── SUPPLIED ENTRIES ──
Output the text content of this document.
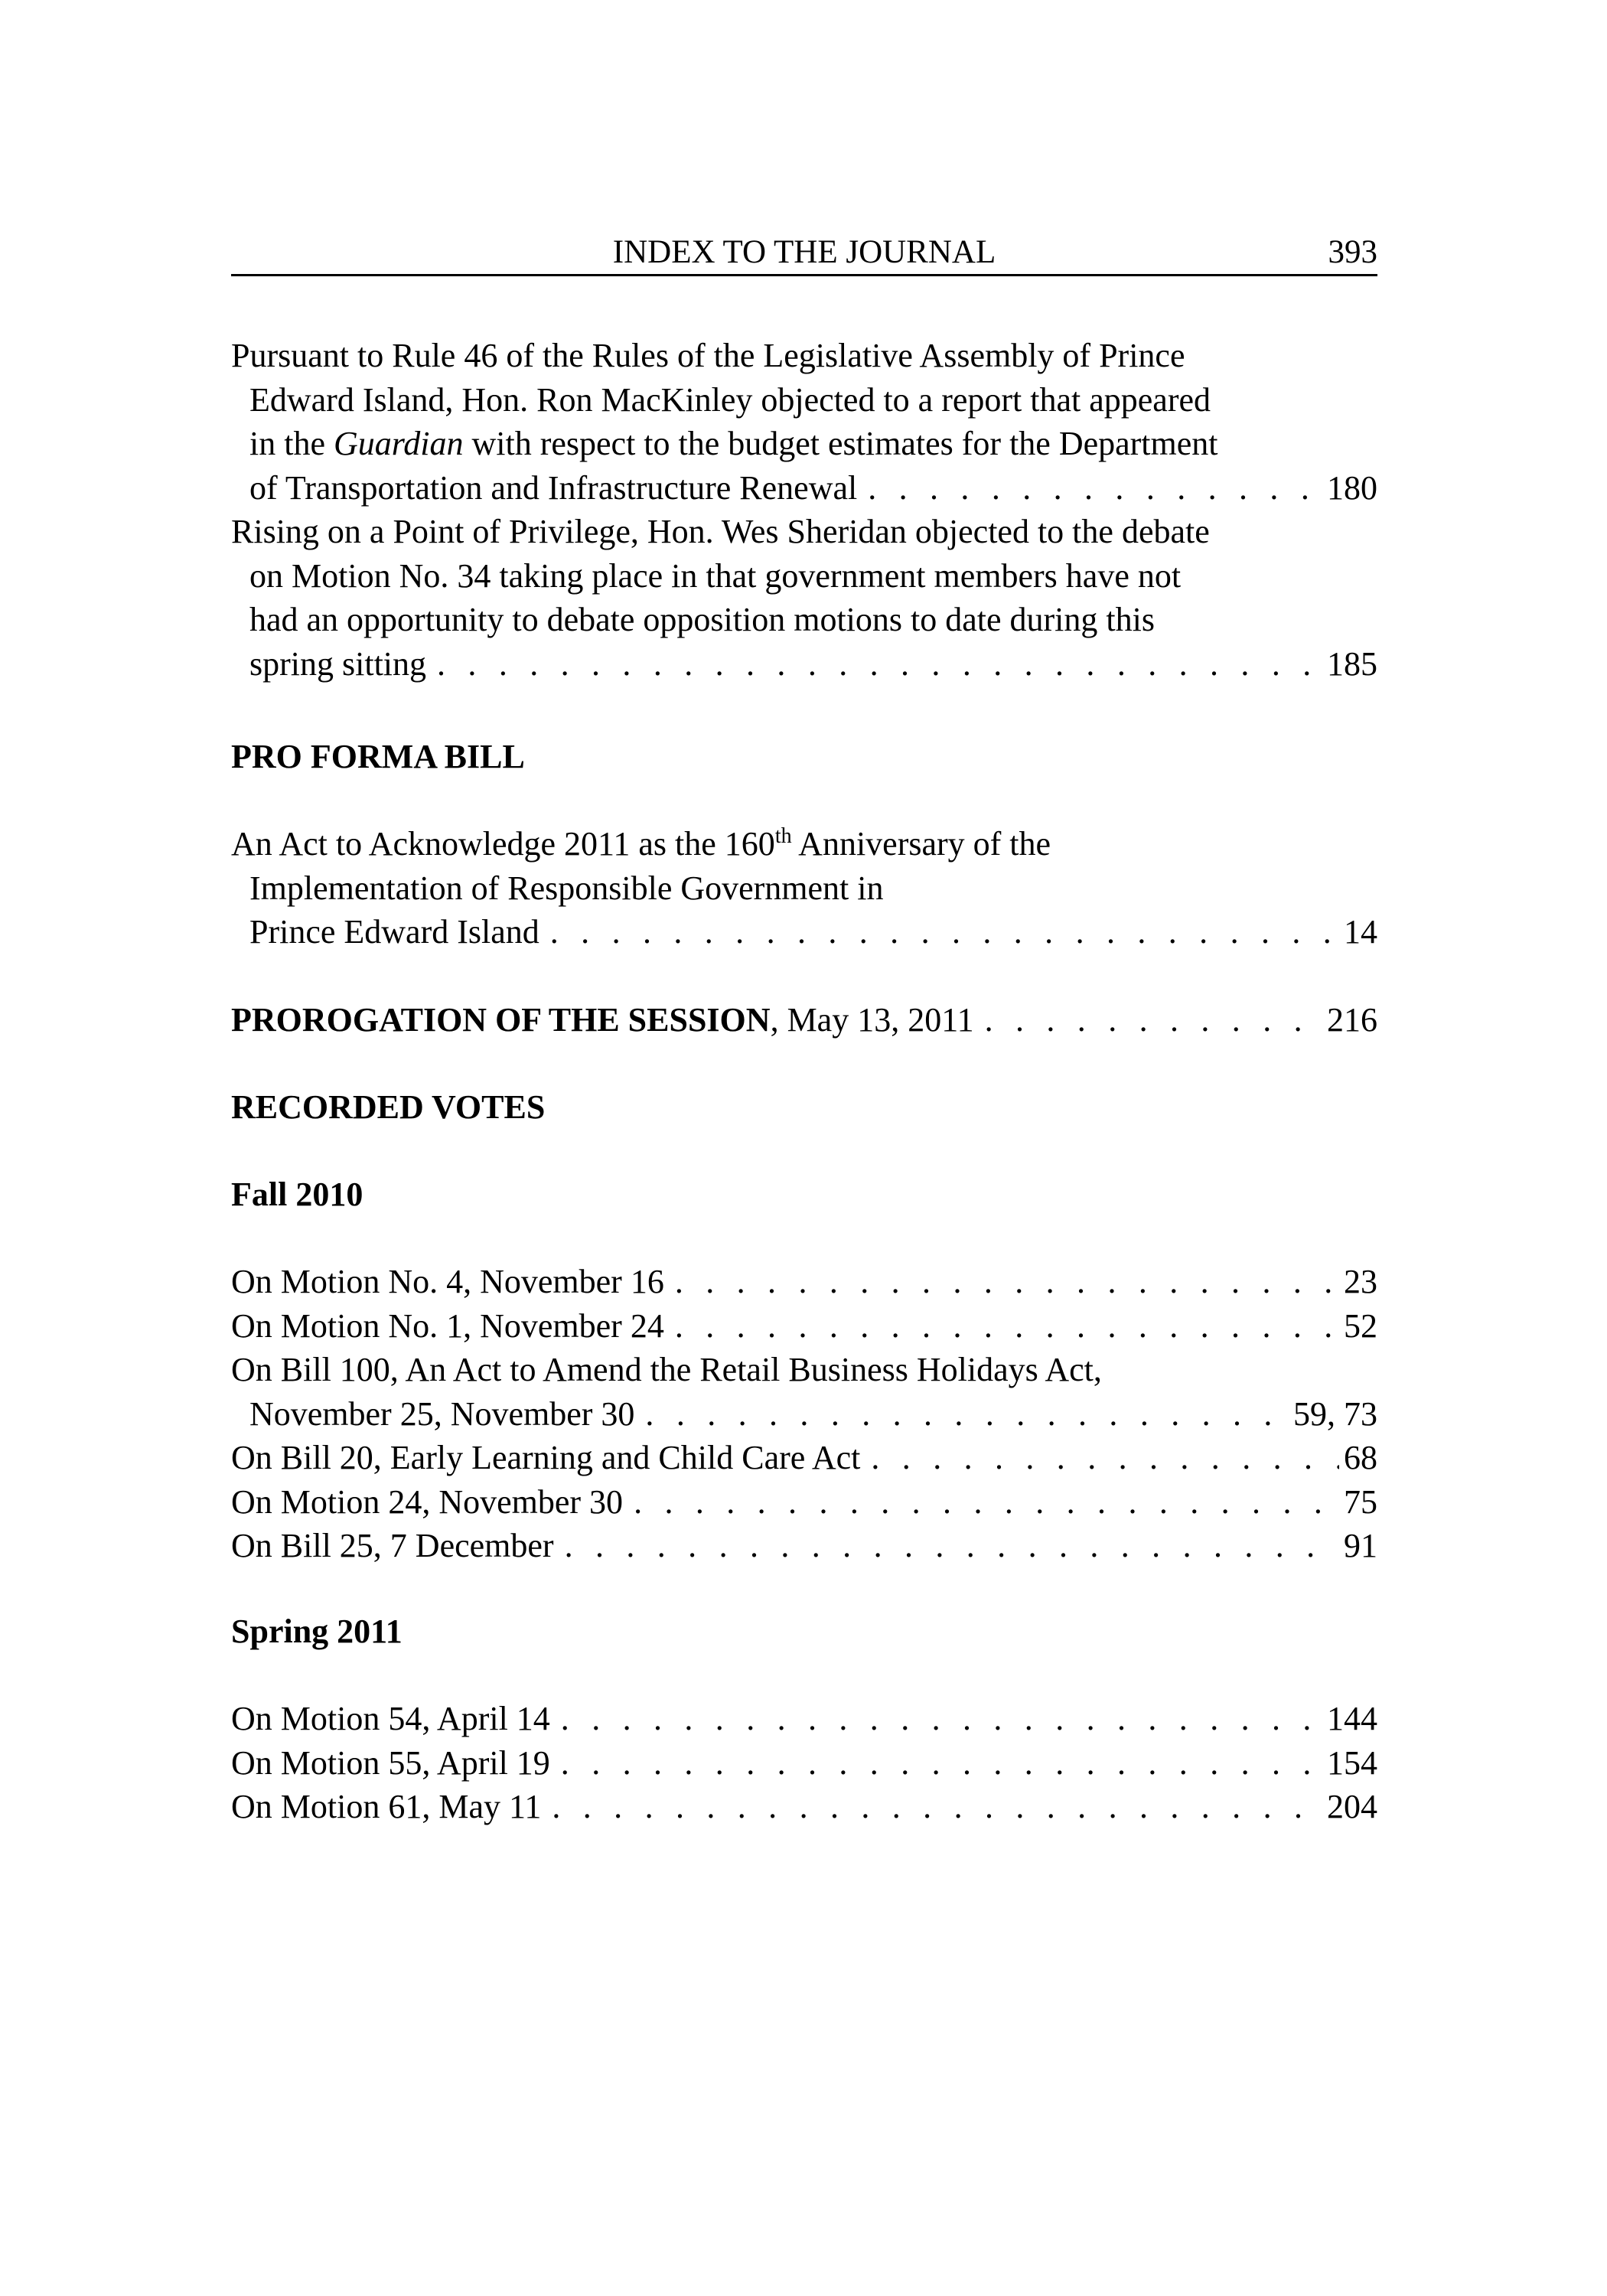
INDEX TO THE JOURNAL	393
Pursuant to Rule 46 of the Rules of the Legislative Assembly of Prince
Edward Island, Hon. Ron MacKinley objected to a report that appeared
in the Guardian with respect to the budget estimates for the Department
of Transportation and Infrastructure Renewal . . .	180
Rising on a Point of Privilege, Hon. Wes Sheridan objected to the debate
on Motion No. 34 taking place in that government members have not
had an opportunity to debate opposition motions to date during this
spring sitting . . .	185
PRO FORMA BILL
An Act to Acknowledge 2011 as the 160th Anniversary of the
Implementation of Responsible Government in
Prince Edward Island . . .	14
PROROGATION OF THE SESSION, May 13, 2011 . . .	216
RECORDED VOTES
Fall 2010
On Motion No. 4, November 16 . . .	23
On Motion No. 1, November 24 . . .	52
On Bill 100, An Act to Amend the Retail Business Holidays Act,
November 25, November 30 . . .	59, 73
On Bill 20, Early Learning and Child Care Act . . .	68
On Motion 24, November 30 . . .	75
On Bill 25, 7 December . . .	91
Spring 2011
On Motion 54, April 14 . . .	144
On Motion 55, April 19 . . .	154
On Motion 61, May 11 . . .	204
───
Restate each of the entries above word for word and skip every image.

• _SOLVED PROBLEM_:
Output the text content of this document.
INDEX TO THE JOURNAL	393
Pursuant to Rule 46 of the Rules of the Legislative Assembly of Prince
Edward Island, Hon. Ron MacKinley objected to a report that appeared
in the Guardian with respect to the budget estimates for the Department
of Transportation and Infrastructure Renewal . . .	180
Rising on a Point of Privilege, Hon. Wes Sheridan objected to the debate
on Motion No. 34 taking place in that government members have not
had an opportunity to debate opposition motions to date during this
spring sitting . . .	185
PRO FORMA BILL
An Act to Acknowledge 2011 as the 160th Anniversary of the
Implementation of Responsible Government in
Prince Edward Island . . .	14
PROROGATION OF THE SESSION, May 13, 2011 . . .	216
RECORDED VOTES
Fall 2010
On Motion No. 4, November 16 . . .	23
On Motion No. 1, November 24 . . .	52
On Bill 100, An Act to Amend the Retail Business Holidays Act,
November 25, November 30 . . .	59, 73
On Bill 20, Early Learning and Child Care Act . . .	68
On Motion 24, November 30 . . .	75
On Bill 25, 7 December . . .	91
Spring 2011
On Motion 54, April 14 . . .	144
On Motion 55, April 19 . . .	154
On Motion 61, May 11 . . .	204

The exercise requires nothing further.